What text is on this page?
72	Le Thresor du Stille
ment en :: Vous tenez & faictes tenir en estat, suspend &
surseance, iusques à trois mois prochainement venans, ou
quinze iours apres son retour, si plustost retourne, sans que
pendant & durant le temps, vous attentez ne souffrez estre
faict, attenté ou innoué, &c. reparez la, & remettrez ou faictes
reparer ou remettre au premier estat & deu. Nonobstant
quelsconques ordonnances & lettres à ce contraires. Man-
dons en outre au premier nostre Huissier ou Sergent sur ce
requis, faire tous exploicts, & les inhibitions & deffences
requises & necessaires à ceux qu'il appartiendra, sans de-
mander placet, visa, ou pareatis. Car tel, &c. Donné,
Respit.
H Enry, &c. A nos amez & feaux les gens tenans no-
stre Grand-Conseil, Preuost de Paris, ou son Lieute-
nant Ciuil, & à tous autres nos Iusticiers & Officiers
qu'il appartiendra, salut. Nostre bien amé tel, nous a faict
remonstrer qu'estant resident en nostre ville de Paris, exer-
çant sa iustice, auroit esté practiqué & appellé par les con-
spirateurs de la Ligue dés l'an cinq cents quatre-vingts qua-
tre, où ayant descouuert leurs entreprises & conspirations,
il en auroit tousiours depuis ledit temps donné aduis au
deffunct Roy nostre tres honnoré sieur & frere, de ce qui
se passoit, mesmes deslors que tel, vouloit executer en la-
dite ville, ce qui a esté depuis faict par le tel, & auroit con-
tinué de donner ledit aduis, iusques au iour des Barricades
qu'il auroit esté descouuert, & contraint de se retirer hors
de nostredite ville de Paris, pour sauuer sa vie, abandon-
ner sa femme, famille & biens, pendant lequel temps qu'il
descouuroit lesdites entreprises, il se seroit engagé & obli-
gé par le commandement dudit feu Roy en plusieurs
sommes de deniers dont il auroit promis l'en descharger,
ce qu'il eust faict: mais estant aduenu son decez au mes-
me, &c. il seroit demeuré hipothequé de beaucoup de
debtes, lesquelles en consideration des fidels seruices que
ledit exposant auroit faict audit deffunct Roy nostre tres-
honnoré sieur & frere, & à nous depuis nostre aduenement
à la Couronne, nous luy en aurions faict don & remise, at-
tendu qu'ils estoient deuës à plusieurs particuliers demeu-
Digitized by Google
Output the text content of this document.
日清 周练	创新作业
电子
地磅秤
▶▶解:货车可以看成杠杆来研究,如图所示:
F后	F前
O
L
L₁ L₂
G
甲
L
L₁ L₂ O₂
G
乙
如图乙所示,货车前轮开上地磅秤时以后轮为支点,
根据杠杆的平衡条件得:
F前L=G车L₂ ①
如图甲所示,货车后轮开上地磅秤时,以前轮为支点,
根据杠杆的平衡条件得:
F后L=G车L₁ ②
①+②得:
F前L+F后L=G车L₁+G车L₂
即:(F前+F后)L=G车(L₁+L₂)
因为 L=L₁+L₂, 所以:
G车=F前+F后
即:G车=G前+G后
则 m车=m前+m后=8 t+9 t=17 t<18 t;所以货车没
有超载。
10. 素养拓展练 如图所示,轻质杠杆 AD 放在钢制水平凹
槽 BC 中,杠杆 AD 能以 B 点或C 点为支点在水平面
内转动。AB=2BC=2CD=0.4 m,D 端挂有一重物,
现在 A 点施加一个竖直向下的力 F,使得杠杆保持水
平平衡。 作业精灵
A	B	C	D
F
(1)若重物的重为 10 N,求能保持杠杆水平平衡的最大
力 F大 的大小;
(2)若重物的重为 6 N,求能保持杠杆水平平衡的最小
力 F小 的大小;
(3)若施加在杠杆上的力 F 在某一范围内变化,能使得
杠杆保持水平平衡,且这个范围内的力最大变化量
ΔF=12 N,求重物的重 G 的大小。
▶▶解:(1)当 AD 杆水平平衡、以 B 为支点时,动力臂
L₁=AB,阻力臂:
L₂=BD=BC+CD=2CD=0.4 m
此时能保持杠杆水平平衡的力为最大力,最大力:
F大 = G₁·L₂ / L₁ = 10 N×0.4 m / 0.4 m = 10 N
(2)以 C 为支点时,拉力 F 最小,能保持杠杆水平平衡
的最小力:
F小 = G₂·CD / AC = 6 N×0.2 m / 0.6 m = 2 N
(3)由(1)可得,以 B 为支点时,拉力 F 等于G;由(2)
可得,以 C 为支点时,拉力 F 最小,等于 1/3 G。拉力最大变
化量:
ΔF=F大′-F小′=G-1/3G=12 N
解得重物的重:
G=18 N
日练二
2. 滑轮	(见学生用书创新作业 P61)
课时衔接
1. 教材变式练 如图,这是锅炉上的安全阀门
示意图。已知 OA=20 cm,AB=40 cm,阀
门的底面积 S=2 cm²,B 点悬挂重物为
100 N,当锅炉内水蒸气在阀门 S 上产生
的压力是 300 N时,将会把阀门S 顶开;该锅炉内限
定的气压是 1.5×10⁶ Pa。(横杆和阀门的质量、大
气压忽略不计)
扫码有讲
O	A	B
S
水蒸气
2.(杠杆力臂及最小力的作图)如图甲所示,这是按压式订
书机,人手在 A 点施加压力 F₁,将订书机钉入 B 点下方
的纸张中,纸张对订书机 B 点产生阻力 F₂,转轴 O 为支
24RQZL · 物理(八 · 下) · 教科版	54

> EXERCISE INSTRUCTIONS: Word for word, write out the data.

> RIGHT ANSWER:
What text is on this page?
72	Le Thresor du Stille
ment en :: Vous tenez & faictes tenir en estat, suspend &
surseance, iusques à trois mois prochainement venans, ou
quinze iours apres son retour, si plustost retourne, sans que
pendant & durant le temps, vous attentez ne souffrez estre
faict, attenté ou innoué, &c. reparez la, & remettrez ou faictes
reparer ou remettre au premier estat & deu. Nonobstant
quelsconques ordonnances & lettres à ce contraires. Man-
dons en outre au premier nostre Huissier ou Sergent sur ce
requis, faire tous exploicts, & les inhibitions & deffences
requises & necessaires à ceux qu'il appartiendra, sans de-
mander placet, visa, ou pareatis. Car tel, &c. Donné,
Respit.
H Enry, &c. A nos amez & feaux les gens tenans no-
stre Grand-Conseil, Preuost de Paris, ou son Lieute-
nant Ciuil, & à tous autres nos Iusticiers & Officiers
qu'il appartiendra, salut. Nostre bien amé tel, nous a faict
remonstrer qu'estant resident en nostre ville de Paris, exer-
çant sa iustice, auroit esté practiqué & appellé par les con-
spirateurs de la Ligue dés l'an cinq cents quatre-vingts qua-
tre, où ayant descouuert leurs entreprises & conspirations,
il en auroit tousiours depuis ledit temps donné aduis au
deffunct Roy nostre tres honnoré sieur & frere, de ce qui
se passoit, mesmes deslors que tel, vouloit executer en la-
dite ville, ce qui a esté depuis faict par le tel, & auroit con-
tinué de donner ledit aduis, iusques au iour des Barricades
qu'il auroit esté descouuert, & contraint de se retirer hors
de nostredite ville de Paris, pour sauuer sa vie, abandon-
ner sa femme, famille & biens, pendant lequel temps qu'il
descouuroit lesdites entreprises, il se seroit engagé & obli-
gé par le commandement dudit feu Roy en plusieurs
sommes de deniers dont il auroit promis l'en descharger,
ce qu'il eust faict: mais estant aduenu son decez au mes-
me, &c. il seroit demeuré hipothequé de beaucoup de
debtes, lesquelles en consideration des fidels seruices que
ledit exposant auroit faict audit deffunct Roy nostre tres-
honnoré sieur & frere, & à nous depuis nostre aduenement
à la Couronne, nous luy en aurions faict don & remise, at-
tendu qu'ils estoient deuës à plusieurs particuliers demeu-
Digitized by Google
Output the text content of this document.
日清 周练	创新作业
电子
地磅秤
▶▶解:货车可以看成杠杆来研究,如图所示:
F后	F前
O
L
L₁ L₂
G
甲
L
L₁ L₂ O₂
G
乙
如图乙所示,货车前轮开上地磅秤时以后轮为支点,
根据杠杆的平衡条件得:
F前L=G车L₂ ①
如图甲所示,货车后轮开上地磅秤时,以前轮为支点,
根据杠杆的平衡条件得:
F后L=G车L₁ ②
①+②得:
F前L+F后L=G车L₁+G车L₂
即:(F前+F后)L=G车(L₁+L₂)
因为 L=L₁+L₂, 所以:
G车=F前+F后
即:G车=G前+G后
则 m车=m前+m后=8 t+9 t=17 t<18 t;所以货车没
有超载。
10. 素养拓展练 如图所示,轻质杠杆 AD 放在钢制水平凹
槽 BC 中,杠杆 AD 能以 B 点或C 点为支点在水平面
内转动。AB=2BC=2CD=0.4 m,D 端挂有一重物,
现在 A 点施加一个竖直向下的力 F,使得杠杆保持水
平平衡。 作业精灵
A	B	C	D
F
(1)若重物的重为 10 N,求能保持杠杆水平平衡的最大
力 F大 的大小;
(2)若重物的重为 6 N,求能保持杠杆水平平衡的最小
力 F小 的大小;
(3)若施加在杠杆上的力 F 在某一范围内变化,能使得
杠杆保持水平平衡,且这个范围内的力最大变化量
ΔF=12 N,求重物的重 G 的大小。
▶▶解:(1)当 AD 杆水平平衡、以 B 为支点时,动力臂
L₁=AB,阻力臂:
L₂=BD=BC+CD=2CD=0.4 m
此时能保持杠杆水平平衡的力为最大力,最大力:
F大 = G₁·L₂ / L₁ = 10 N×0.4 m / 0.4 m = 10 N
(2)以 C 为支点时,拉力 F 最小,能保持杠杆水平平衡
的最小力:
F小 = G₂·CD / AC = 6 N×0.2 m / 0.6 m = 2 N
(3)由(1)可得,以 B 为支点时,拉力 F 等于G;由(2)
可得,以 C 为支点时,拉力 F 最小,等于 1/3 G。拉力最大变
化量:
ΔF=F大′-F小′=G-1/3G=12 N
解得重物的重:
G=18 N
日练二
2. 滑轮	(见学生用书创新作业 P61)
课时衔接
1. 教材变式练 如图,这是锅炉上的安全阀门
示意图。已知 OA=20 cm,AB=40 cm,阀
门的底面积 S=2 cm²,B 点悬挂重物为
100 N,当锅炉内水蒸气在阀门 S 上产生
的压力是 300 N时,将会把阀门S 顶开;该锅炉内限
定的气压是 1.5×10⁶ Pa。(横杆和阀门的质量、大
气压忽略不计)
扫码有讲
O	A	B
S
水蒸气
2.(杠杆力臂及最小力的作图)如图甲所示,这是按压式订
书机,人手在 A 点施加压力 F₁,将订书机钉入 B 点下方
的纸张中,纸张对订书机 B 点产生阻力 F₂,转轴 O 为支
24RQZL · 物理(八 · 下) · 教科版	54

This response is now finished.